(Data items)
+---+

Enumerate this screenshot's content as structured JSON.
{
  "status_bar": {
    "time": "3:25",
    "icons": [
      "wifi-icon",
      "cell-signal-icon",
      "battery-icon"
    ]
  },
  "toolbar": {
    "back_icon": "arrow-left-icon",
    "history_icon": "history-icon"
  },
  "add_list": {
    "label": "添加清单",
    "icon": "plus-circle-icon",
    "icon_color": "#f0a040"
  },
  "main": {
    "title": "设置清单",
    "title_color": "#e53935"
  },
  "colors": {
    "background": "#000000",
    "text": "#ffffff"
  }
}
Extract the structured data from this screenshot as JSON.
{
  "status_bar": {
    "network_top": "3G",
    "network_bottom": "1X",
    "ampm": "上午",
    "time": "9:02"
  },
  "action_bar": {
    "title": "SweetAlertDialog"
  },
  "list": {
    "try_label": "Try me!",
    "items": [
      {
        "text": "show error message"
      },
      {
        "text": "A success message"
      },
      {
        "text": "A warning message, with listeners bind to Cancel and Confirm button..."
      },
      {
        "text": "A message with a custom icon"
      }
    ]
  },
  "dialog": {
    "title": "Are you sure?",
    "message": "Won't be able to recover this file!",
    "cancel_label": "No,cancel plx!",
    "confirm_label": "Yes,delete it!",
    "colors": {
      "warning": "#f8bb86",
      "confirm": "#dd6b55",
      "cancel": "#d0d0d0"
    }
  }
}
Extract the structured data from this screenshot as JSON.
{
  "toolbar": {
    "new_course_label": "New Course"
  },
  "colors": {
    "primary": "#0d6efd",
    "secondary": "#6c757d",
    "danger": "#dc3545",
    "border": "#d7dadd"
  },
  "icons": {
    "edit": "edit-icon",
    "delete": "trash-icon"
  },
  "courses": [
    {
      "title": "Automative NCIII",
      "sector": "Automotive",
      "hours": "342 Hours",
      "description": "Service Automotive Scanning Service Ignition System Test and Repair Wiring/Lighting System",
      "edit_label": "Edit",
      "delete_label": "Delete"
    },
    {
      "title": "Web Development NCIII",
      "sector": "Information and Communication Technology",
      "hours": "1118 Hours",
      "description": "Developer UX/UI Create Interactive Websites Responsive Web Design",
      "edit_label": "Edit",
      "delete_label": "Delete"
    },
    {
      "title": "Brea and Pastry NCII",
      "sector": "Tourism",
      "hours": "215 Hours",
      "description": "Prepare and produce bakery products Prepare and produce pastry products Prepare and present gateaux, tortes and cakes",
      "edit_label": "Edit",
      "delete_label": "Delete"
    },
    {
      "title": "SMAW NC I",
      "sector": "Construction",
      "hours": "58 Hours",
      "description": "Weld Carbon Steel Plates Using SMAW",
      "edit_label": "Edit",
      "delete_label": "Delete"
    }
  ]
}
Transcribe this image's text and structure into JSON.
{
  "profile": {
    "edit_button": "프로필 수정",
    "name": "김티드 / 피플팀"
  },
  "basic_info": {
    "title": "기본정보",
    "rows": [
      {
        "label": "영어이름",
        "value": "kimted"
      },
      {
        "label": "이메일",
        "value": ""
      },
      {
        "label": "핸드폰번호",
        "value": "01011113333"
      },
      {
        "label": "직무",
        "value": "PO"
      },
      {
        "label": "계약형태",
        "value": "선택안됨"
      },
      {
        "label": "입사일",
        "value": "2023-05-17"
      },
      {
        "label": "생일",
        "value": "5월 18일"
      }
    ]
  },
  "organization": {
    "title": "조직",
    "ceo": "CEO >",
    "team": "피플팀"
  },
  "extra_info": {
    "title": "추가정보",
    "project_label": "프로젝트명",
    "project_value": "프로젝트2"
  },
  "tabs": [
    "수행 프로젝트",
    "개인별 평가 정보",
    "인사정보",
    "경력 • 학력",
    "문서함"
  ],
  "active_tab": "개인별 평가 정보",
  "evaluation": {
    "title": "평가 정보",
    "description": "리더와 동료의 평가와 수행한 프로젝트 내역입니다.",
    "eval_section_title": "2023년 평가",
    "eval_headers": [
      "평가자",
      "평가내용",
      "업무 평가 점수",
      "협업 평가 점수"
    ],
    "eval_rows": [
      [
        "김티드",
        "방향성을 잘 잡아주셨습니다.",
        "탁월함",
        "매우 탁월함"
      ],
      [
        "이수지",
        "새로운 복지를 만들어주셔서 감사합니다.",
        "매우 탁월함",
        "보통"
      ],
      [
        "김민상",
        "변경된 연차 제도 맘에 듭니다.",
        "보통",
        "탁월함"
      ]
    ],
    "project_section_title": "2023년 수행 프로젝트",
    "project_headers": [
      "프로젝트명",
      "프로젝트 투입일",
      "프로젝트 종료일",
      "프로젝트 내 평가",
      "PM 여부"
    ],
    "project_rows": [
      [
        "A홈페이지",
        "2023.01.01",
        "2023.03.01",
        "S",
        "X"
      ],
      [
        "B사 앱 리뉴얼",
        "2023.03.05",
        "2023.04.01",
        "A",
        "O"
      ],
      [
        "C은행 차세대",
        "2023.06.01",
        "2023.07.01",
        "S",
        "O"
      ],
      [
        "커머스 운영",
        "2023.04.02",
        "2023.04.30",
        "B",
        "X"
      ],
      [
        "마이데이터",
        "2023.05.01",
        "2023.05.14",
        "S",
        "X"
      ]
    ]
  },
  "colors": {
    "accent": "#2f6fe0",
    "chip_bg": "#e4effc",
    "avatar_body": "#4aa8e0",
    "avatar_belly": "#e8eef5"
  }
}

+---+

◆ **GIVEN TASK**:
Copy each line of the listing that contains the string "hours".

◆ **FINAL RESULT**:
      "hours": "342 Hours",
      "hours": "1118 Hours",
      "hours": "215 Hours",
      "hours": "58 Hours",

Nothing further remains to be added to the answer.